Determine how many lines in these records hold "Error". Only the number is wanted.

··········

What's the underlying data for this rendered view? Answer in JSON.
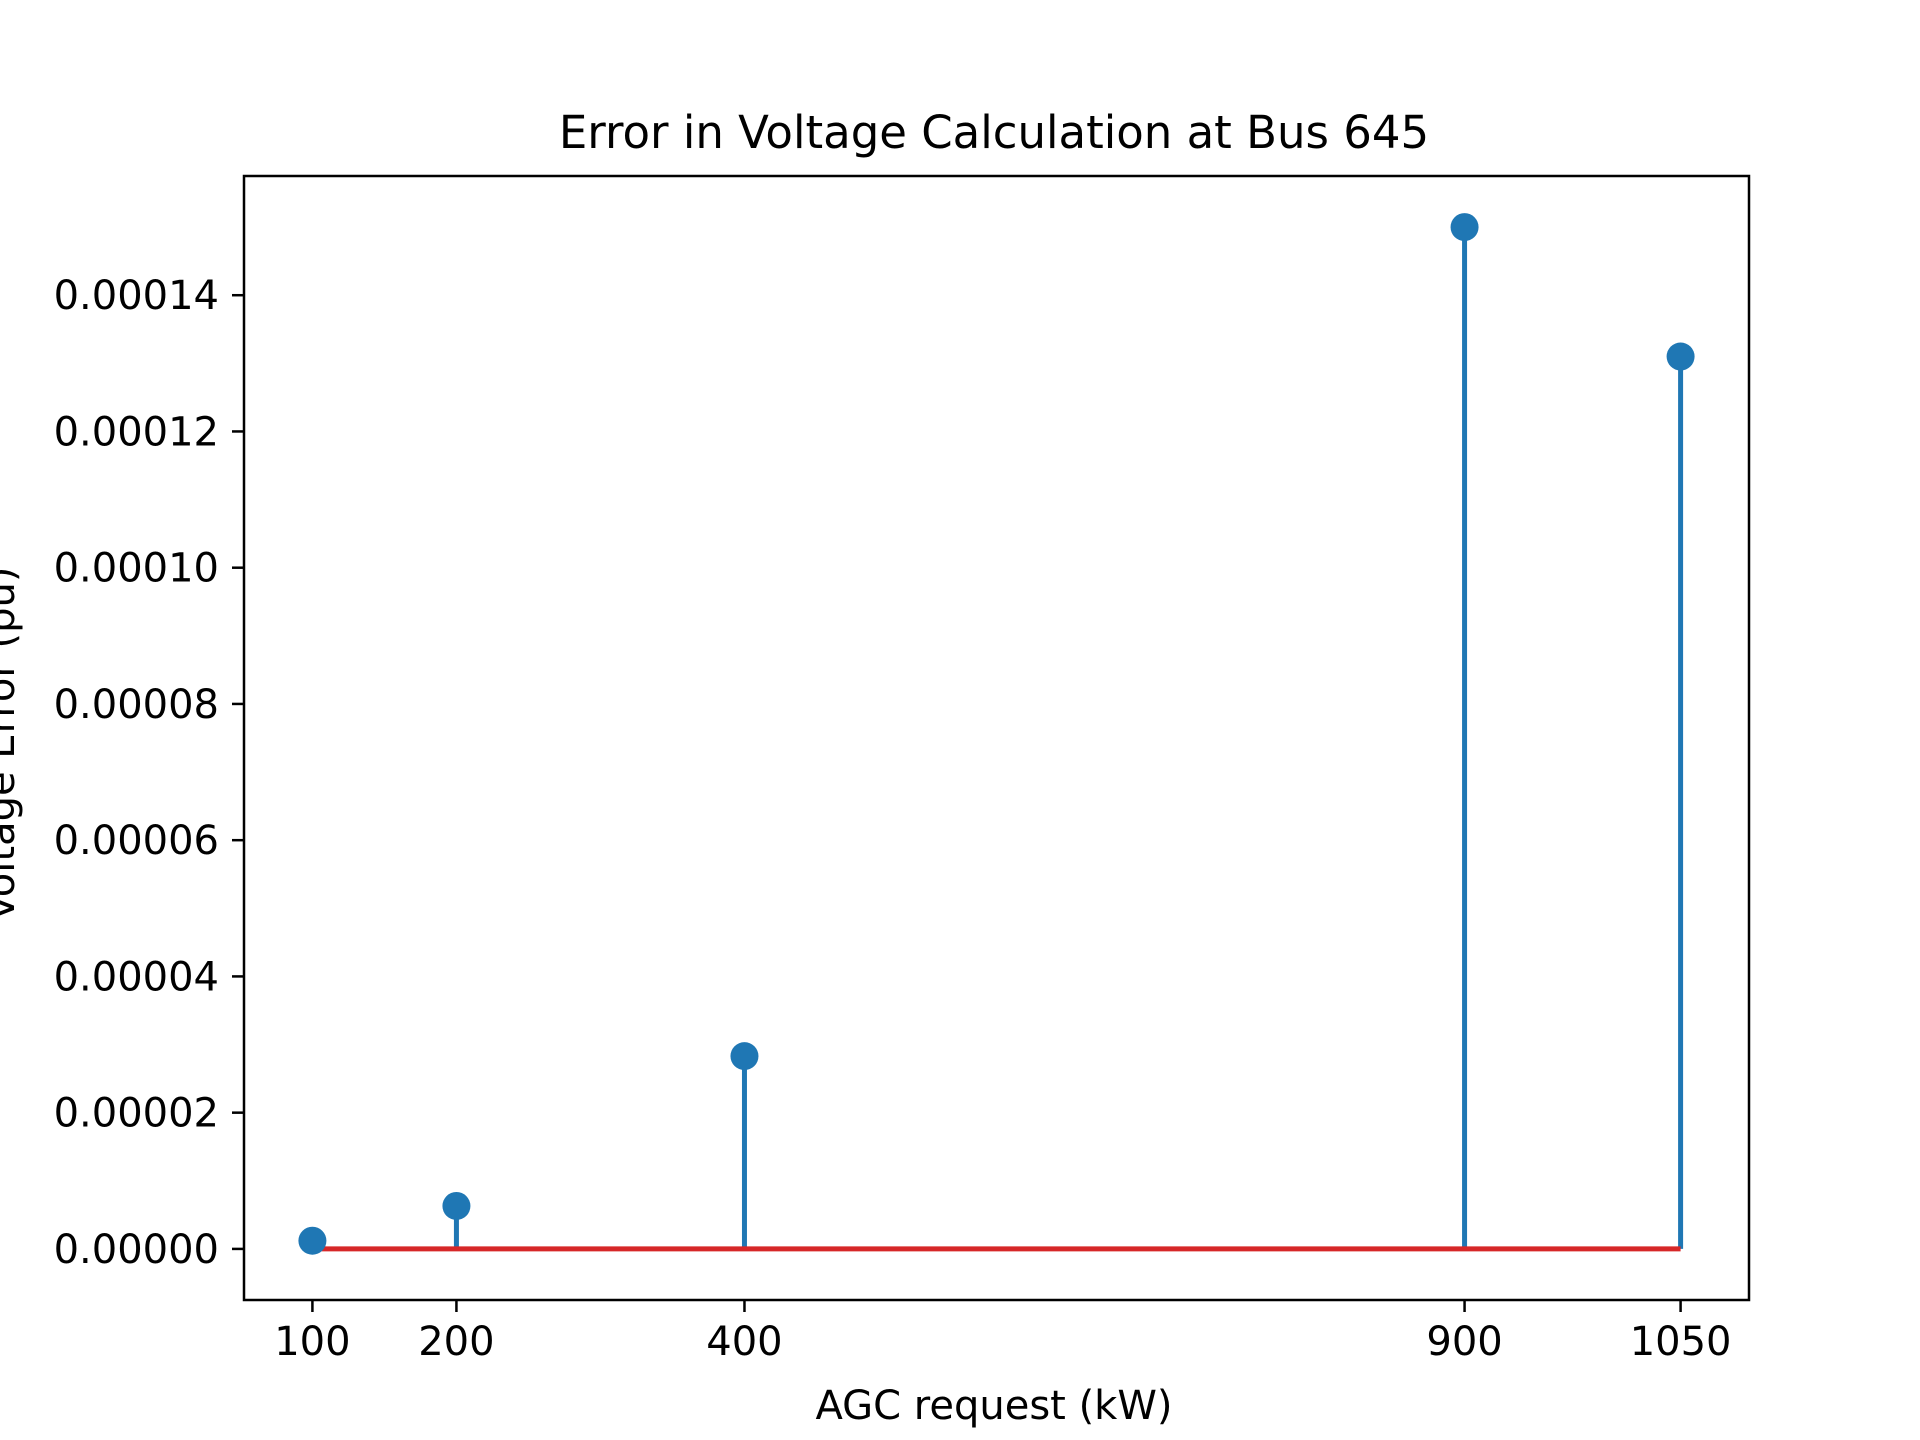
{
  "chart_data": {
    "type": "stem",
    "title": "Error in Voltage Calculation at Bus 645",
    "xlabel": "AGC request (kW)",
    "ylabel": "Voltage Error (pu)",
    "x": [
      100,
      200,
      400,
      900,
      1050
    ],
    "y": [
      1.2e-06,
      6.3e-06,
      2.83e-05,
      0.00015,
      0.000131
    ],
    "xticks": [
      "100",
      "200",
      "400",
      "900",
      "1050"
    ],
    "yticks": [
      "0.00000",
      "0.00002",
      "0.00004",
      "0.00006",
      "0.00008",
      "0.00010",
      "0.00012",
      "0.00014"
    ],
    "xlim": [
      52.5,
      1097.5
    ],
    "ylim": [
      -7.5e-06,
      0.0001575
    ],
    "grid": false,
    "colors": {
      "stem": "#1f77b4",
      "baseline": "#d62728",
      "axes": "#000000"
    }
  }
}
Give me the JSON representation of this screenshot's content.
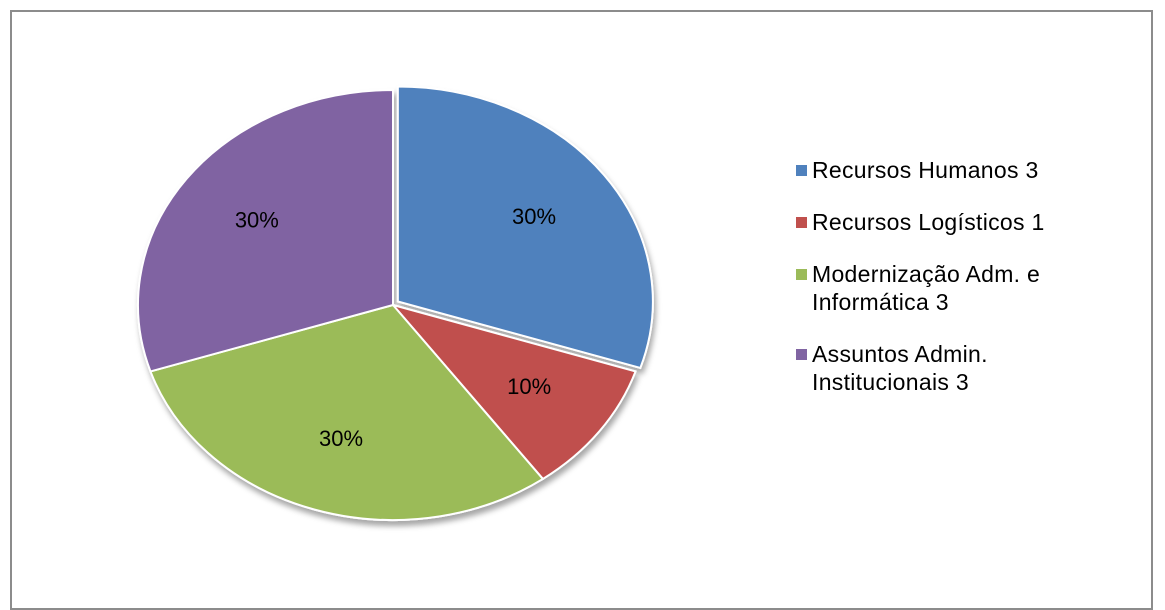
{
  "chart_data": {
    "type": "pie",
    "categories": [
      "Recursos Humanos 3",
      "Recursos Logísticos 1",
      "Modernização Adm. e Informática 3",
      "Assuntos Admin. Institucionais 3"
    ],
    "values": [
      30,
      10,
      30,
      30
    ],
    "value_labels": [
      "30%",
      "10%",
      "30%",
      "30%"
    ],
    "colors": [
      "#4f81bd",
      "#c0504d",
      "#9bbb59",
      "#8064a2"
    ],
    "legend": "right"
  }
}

··········

*TASK SOLUTION:*
2